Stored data
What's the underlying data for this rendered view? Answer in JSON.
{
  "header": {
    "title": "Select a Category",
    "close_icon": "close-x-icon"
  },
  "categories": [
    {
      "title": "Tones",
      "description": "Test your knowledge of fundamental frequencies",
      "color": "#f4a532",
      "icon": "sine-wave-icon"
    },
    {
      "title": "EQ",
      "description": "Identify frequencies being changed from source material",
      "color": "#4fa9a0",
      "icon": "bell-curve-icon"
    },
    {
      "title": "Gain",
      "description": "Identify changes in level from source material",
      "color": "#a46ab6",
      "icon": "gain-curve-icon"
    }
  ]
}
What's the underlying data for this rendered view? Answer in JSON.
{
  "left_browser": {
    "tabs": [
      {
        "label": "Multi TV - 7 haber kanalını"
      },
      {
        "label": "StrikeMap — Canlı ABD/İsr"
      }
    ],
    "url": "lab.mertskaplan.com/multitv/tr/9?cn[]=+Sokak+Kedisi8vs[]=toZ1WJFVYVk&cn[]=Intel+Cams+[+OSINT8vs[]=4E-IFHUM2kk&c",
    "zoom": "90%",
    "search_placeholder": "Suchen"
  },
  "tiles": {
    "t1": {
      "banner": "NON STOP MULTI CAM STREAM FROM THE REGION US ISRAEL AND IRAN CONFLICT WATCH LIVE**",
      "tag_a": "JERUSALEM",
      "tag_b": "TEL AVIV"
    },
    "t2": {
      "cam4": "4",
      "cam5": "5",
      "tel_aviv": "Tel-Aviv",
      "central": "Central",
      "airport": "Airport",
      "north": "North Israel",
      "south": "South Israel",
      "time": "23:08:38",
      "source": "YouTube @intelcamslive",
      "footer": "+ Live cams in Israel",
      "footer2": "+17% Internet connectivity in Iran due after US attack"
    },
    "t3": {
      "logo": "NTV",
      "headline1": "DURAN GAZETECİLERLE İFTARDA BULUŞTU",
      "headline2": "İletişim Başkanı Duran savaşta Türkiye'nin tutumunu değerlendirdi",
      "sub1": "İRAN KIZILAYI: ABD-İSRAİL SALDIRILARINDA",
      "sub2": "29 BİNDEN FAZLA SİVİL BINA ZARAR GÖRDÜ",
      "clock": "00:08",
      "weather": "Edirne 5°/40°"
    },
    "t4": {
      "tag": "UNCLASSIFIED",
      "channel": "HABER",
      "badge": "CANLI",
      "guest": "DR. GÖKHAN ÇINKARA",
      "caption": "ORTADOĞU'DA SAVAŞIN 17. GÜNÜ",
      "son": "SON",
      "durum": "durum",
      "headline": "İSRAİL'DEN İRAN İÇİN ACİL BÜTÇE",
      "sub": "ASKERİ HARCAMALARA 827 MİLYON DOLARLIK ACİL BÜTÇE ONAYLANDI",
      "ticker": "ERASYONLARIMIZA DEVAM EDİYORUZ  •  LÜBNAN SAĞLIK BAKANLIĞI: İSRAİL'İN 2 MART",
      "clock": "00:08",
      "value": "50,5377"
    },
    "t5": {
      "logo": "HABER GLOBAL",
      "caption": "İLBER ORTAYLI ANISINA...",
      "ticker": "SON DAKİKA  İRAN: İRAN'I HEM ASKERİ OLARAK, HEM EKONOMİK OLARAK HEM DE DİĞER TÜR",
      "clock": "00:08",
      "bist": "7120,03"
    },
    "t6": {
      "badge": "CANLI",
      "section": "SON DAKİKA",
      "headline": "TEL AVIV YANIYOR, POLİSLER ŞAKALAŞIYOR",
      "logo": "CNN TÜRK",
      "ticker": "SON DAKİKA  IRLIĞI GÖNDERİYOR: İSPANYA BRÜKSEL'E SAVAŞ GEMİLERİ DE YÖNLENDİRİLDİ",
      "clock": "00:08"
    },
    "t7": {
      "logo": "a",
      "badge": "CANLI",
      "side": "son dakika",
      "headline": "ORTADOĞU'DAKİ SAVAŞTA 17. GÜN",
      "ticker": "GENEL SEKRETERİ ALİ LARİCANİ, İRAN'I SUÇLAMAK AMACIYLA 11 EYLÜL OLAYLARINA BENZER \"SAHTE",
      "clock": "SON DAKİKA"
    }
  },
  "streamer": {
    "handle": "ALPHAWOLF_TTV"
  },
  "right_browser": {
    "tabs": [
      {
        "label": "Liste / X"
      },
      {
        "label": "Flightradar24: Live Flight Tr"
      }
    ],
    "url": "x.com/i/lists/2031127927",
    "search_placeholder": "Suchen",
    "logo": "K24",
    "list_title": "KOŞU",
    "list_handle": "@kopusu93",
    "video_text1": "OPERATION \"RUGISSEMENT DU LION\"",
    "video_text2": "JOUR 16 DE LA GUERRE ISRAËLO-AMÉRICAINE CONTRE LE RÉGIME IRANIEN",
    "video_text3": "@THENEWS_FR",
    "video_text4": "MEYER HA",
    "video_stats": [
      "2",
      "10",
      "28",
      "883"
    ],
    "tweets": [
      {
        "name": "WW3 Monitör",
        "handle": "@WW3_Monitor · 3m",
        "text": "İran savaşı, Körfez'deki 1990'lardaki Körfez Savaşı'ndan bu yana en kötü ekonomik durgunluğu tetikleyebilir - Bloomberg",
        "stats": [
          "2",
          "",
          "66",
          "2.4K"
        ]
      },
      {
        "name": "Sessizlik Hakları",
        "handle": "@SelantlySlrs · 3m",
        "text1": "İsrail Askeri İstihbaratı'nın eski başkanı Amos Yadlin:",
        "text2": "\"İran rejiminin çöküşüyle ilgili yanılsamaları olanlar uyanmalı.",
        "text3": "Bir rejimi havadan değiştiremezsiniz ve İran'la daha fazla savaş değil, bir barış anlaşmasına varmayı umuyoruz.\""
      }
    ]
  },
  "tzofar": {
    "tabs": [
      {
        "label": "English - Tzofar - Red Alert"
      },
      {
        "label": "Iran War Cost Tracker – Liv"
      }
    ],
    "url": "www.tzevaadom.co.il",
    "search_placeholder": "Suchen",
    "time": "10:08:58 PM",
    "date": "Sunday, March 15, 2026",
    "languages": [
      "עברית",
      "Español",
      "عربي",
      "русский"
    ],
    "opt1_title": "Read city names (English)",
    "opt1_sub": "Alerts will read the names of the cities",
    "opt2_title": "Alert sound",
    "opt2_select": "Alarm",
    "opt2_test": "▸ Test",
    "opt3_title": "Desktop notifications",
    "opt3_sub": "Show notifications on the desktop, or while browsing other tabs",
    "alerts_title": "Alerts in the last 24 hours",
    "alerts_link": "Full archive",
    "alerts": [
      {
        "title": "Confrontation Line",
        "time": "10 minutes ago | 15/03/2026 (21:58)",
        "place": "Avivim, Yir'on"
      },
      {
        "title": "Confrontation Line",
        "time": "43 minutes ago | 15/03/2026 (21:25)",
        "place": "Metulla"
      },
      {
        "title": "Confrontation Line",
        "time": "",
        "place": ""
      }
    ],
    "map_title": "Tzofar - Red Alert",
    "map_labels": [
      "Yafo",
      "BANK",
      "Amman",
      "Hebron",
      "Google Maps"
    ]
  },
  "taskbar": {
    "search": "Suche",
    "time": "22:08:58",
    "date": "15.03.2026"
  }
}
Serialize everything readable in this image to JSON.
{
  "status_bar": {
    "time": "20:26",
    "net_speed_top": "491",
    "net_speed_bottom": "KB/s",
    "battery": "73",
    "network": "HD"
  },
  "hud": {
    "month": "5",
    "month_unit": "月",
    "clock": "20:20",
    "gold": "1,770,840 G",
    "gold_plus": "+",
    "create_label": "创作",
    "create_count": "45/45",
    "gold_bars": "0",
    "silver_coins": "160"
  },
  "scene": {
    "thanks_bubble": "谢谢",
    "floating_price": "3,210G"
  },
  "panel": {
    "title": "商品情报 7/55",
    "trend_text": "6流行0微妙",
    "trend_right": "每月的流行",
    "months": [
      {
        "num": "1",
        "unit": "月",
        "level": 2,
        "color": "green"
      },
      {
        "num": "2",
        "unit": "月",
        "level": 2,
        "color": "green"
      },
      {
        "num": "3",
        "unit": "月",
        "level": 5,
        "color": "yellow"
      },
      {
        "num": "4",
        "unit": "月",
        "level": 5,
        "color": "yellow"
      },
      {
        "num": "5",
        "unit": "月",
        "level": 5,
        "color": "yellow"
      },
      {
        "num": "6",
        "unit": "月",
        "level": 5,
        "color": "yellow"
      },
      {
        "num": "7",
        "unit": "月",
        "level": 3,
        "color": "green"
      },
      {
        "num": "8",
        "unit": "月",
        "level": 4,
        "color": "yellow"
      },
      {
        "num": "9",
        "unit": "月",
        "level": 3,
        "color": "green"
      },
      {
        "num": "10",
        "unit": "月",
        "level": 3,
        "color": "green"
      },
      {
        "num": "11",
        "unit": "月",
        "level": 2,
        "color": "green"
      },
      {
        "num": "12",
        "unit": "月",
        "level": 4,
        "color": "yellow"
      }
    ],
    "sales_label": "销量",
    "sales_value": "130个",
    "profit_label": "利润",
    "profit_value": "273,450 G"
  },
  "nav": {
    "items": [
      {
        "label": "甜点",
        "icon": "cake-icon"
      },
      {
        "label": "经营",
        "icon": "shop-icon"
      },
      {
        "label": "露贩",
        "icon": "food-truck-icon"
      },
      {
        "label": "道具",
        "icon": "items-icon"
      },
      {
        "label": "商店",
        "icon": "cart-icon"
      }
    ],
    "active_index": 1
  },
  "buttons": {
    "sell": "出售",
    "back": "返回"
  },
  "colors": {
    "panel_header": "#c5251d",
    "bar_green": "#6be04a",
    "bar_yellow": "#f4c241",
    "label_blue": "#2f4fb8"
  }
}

_Directive_: List the lines of the records where "material" occurs.

_Task solution_:
      "description": "Identify frequencies being changed from source material",
      "description": "Identify changes in level from source material",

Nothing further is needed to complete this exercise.